#### Data entries
----------------

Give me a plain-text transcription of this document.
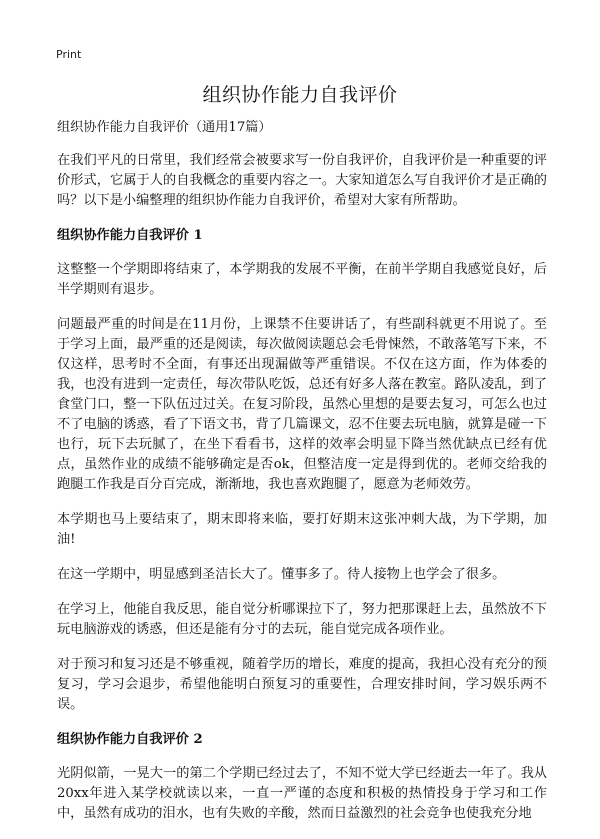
Print
组织协作能力自我评价

组织协作能力自我评价（通用17篇）

在我们平凡的日常里，我们经常会被要求写一份自我评价，自我评价是一种重要的评价形式，它属于人的自我概念的重要内容之一。大家知道怎么写自我评价才是正确的吗？以下是小编整理的组织协作能力自我评价，希望对大家有所帮助。

组织协作能力自我评价 1

这整整一个学期即将结束了，本学期我的发展不平衡，在前半学期自我感觉良好，后半学期则有退步。

问题最严重的时间是在11月份，上课禁不住要讲话了，有些副科就更不用说了。至于学习上面，最严重的还是阅读，每次做阅读题总会毛骨悚然，不敢落笔写下来，不仅这样，思考时不全面，有事还出现漏做等严重错误。不仅在这方面，作为体委的我，也没有进到一定责任，每次带队吃饭，总还有好多人落在教室。路队凌乱，到了食堂门口，整一下队伍过过关。在复习阶段，虽然心里想的是要去复习，可怎么也过不了电脑的诱惑，看了下语文书，背了几篇课文，忍不住要去玩电脑，就算是碰一下也行，玩下去玩腻了，在坐下看看书，这样的效率会明显下降当然优缺点已经有优点，虽然作业的成绩不能够确定是否ok，但整洁度一定是得到优的。老师交给我的跑腿工作我是百分百完成，渐渐地，我也喜欢跑腿了，愿意为老师效劳。

本学期也马上要结束了，期末即将来临，要打好期末这张冲刺大战，为下学期，加油!

在这一学期中，明显感到圣洁长大了。懂事多了。待人接物上也学会了很多。

在学习上，他能自我反思，能自觉分析哪课拉下了，努力把那课赶上去，虽然放不下玩电脑游戏的诱惑，但还是能有分寸的去玩，能自觉完成各项作业。

对于预习和复习还是不够重视，随着学历的增长，难度的提高，我担心没有充分的预复习，学习会退步，希望他能明白预复习的重要性，合理安排时间，学习娱乐两不误。

组织协作能力自我评价 2

光阴似箭，一晃大一的第二个学期已经过去了，不知不觉大学已经逝去一年了。我从20xx年进入某学校就读以来，一直一严谨的态度和积极的热情投身于学习和工作中，虽然有成功的泪水，也有失败的辛酸，然而日益激烈的社会竞争也使我充分地
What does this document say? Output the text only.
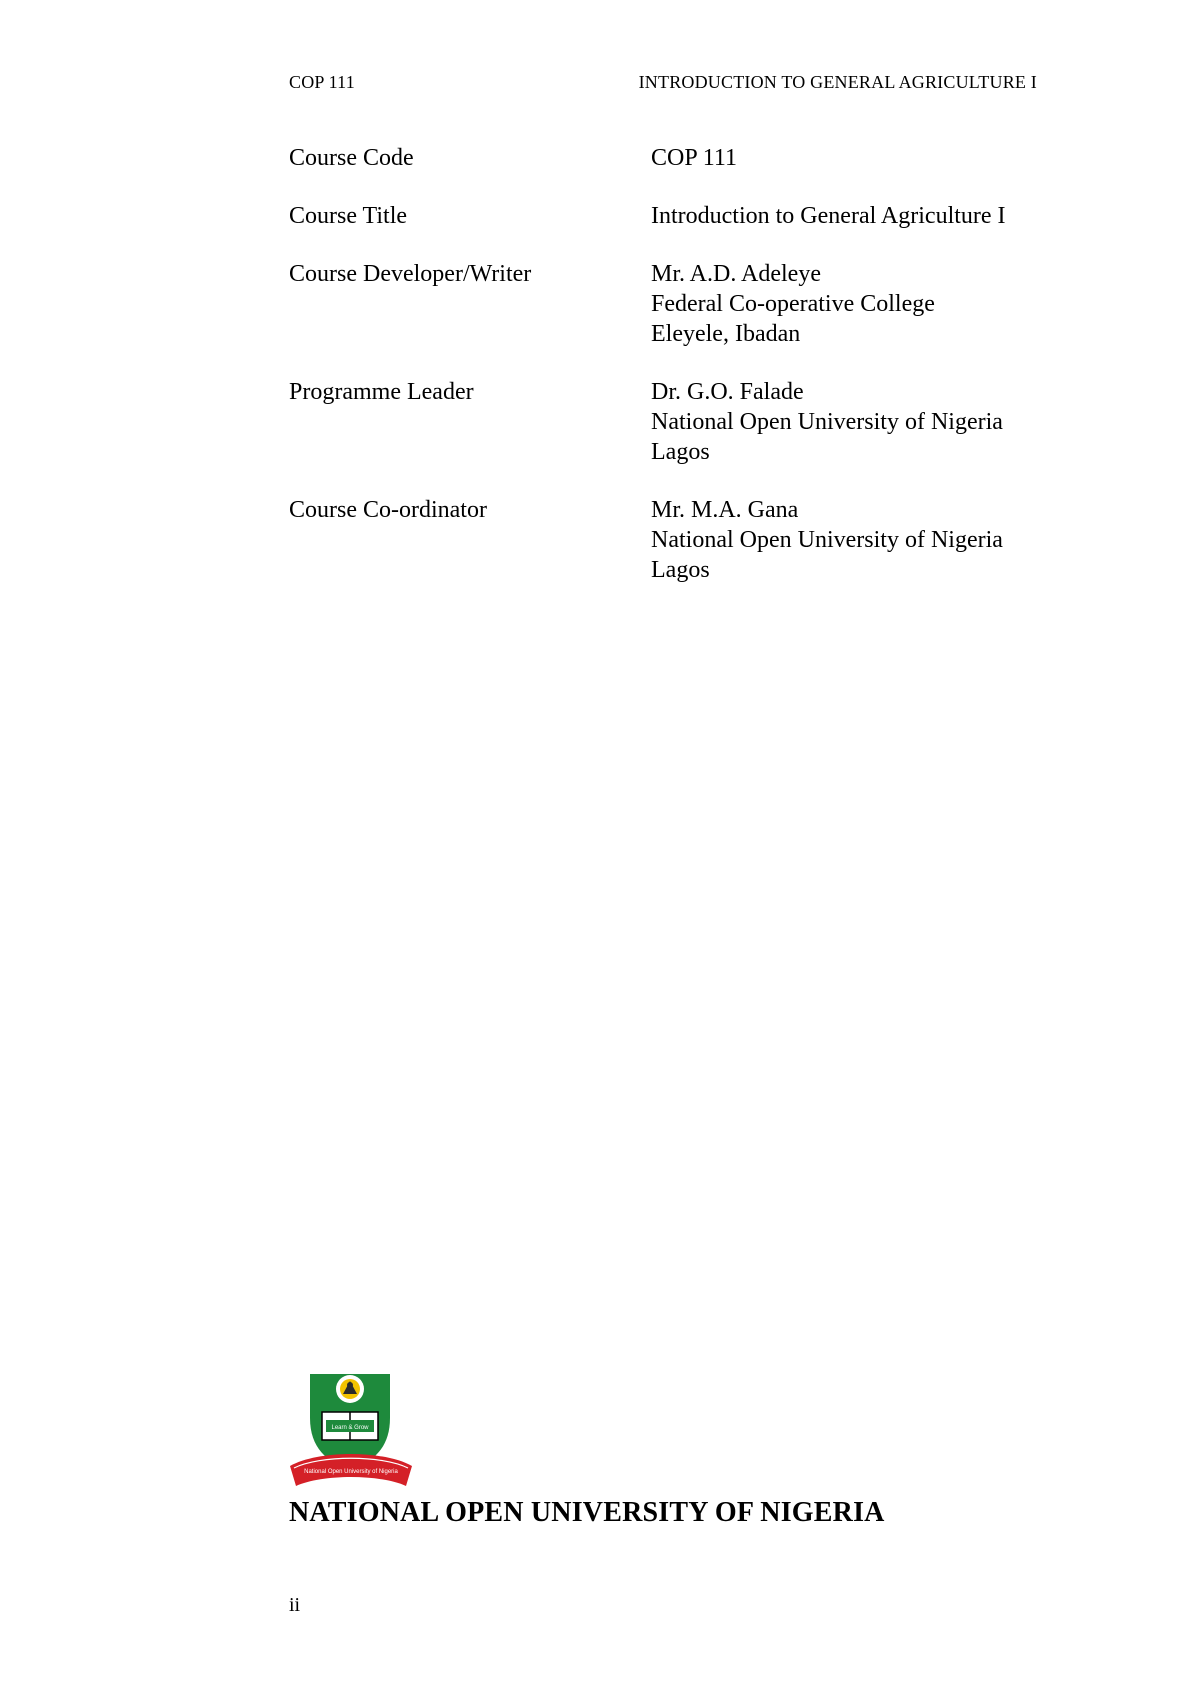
COP 111	INTRODUCTION TO GENERAL AGRICULTURE I
Course Code	COP 111
Course Title	Introduction to General Agriculture I
Course Developer/Writer	Mr. A.D. Adeleye
Federal Co-operative College
Eleyele, Ibadan
Programme Leader	Dr. G.O. Falade
National Open University of Nigeria
Lagos
Course Co-ordinator	Mr. M.A. Gana
National Open University of Nigeria
Lagos
Learn & Grow
National Open University of Nigeria
NATIONAL OPEN UNIVERSITY OF NIGERIA
ii
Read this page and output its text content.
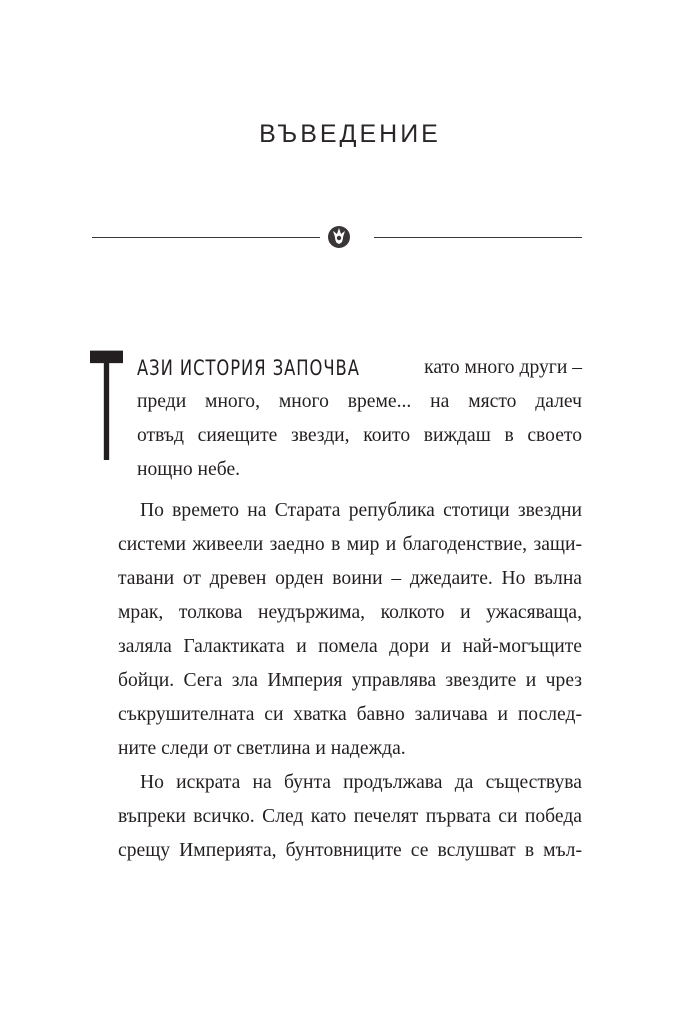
ВЪВЕДЕНИЕ
Т АЗИ ИСТОРИЯ ЗАПОЧВА	като много други –
преди много, много време... на място далеч
отвъд сияещите звезди, които виждаш в своето
нощно небе.
По времето на Старата република стотици звездни
системи живеели заедно в мир и благоденствие, защи-
тавани от древен орден воини – джедаите. Но вълна
мрак, толкова неудържима, колкото и ужасяваща,
заляла Галактиката и помела дори и най-могъщите
бойци. Сега зла Империя управлява звездите и чрез
съкрушителната си хватка бавно заличава и послед-
ните следи от светлина и надежда.
Но искрата на бунта продължава да съществува
въпреки всичко. След като печелят първата си победа
срещу Империята, бунтовниците се вслушват в мъл-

----------------

#### INSTRUCTIONS FOR THE TASK
Repeat each line of the records above exactly, but do not copy the pictures.

#### TASK SOLUTION
Give me a plain-text transcription of this document.
Print
组织协作能力自我评价

组织协作能力自我评价（通用17篇）

在我们平凡的日常里，我们经常会被要求写一份自我评价，自我评价是一种重要的评价形式，它属于人的自我概念的重要内容之一。大家知道怎么写自我评价才是正确的吗？以下是小编整理的组织协作能力自我评价，希望对大家有所帮助。

组织协作能力自我评价 1

这整整一个学期即将结束了，本学期我的发展不平衡，在前半学期自我感觉良好，后半学期则有退步。

问题最严重的时间是在11月份，上课禁不住要讲话了，有些副科就更不用说了。至于学习上面，最严重的还是阅读，每次做阅读题总会毛骨悚然，不敢落笔写下来，不仅这样，思考时不全面，有事还出现漏做等严重错误。不仅在这方面，作为体委的我，也没有进到一定责任，每次带队吃饭，总还有好多人落在教室。路队凌乱，到了食堂门口，整一下队伍过过关。在复习阶段，虽然心里想的是要去复习，可怎么也过不了电脑的诱惑，看了下语文书，背了几篇课文，忍不住要去玩电脑，就算是碰一下也行，玩下去玩腻了，在坐下看看书，这样的效率会明显下降当然优缺点已经有优点，虽然作业的成绩不能够确定是否ok，但整洁度一定是得到优的。老师交给我的跑腿工作我是百分百完成，渐渐地，我也喜欢跑腿了，愿意为老师效劳。

本学期也马上要结束了，期末即将来临，要打好期末这张冲刺大战，为下学期，加油!

在这一学期中，明显感到圣洁长大了。懂事多了。待人接物上也学会了很多。

在学习上，他能自我反思，能自觉分析哪课拉下了，努力把那课赶上去，虽然放不下玩电脑游戏的诱惑，但还是能有分寸的去玩，能自觉完成各项作业。

对于预习和复习还是不够重视，随着学历的增长，难度的提高，我担心没有充分的预复习，学习会退步，希望他能明白预复习的重要性，合理安排时间，学习娱乐两不误。

组织协作能力自我评价 2

光阴似箭，一晃大一的第二个学期已经过去了，不知不觉大学已经逝去一年了。我从20xx年进入某学校就读以来，一直一严谨的态度和积极的热情投身于学习和工作中，虽然有成功的泪水，也有失败的辛酸，然而日益激烈的社会竞争也使我充分地
What does this document say? Output the text only.
COP 111	INTRODUCTION TO GENERAL AGRICULTURE I
Course Code	COP 111
Course Title	Introduction to General Agriculture I
Course Developer/Writer	Mr. A.D. Adeleye
Federal Co-operative College
Eleyele, Ibadan
Programme Leader	Dr. G.O. Falade
National Open University of Nigeria
Lagos
Course Co-ordinator	Mr. M.A. Gana
National Open University of Nigeria
Lagos
Learn & Grow
National Open University of Nigeria
NATIONAL OPEN UNIVERSITY OF NIGERIA
ii
Read this page and output its text content.
ВЪВЕДЕНИЕ
Т АЗИ ИСТОРИЯ ЗАПОЧВА	като много други –
преди много, много време... на място далеч
отвъд сияещите звезди, които виждаш в своето
нощно небе.
По времето на Старата република стотици звездни
системи живеели заедно в мир и благоденствие, защи-
тавани от древен орден воини – джедаите. Но вълна
мрак, толкова неудържима, колкото и ужасяваща,
заляла Галактиката и помела дори и най-могъщите
бойци. Сега зла Империя управлява звездите и чрез
съкрушителната си хватка бавно заличава и послед-
ните следи от светлина и надежда.
Но искрата на бунта продължава да съществува
въпреки всичко. След като печелят първата си победа
срещу Империята, бунтовниците се вслушват в мъл-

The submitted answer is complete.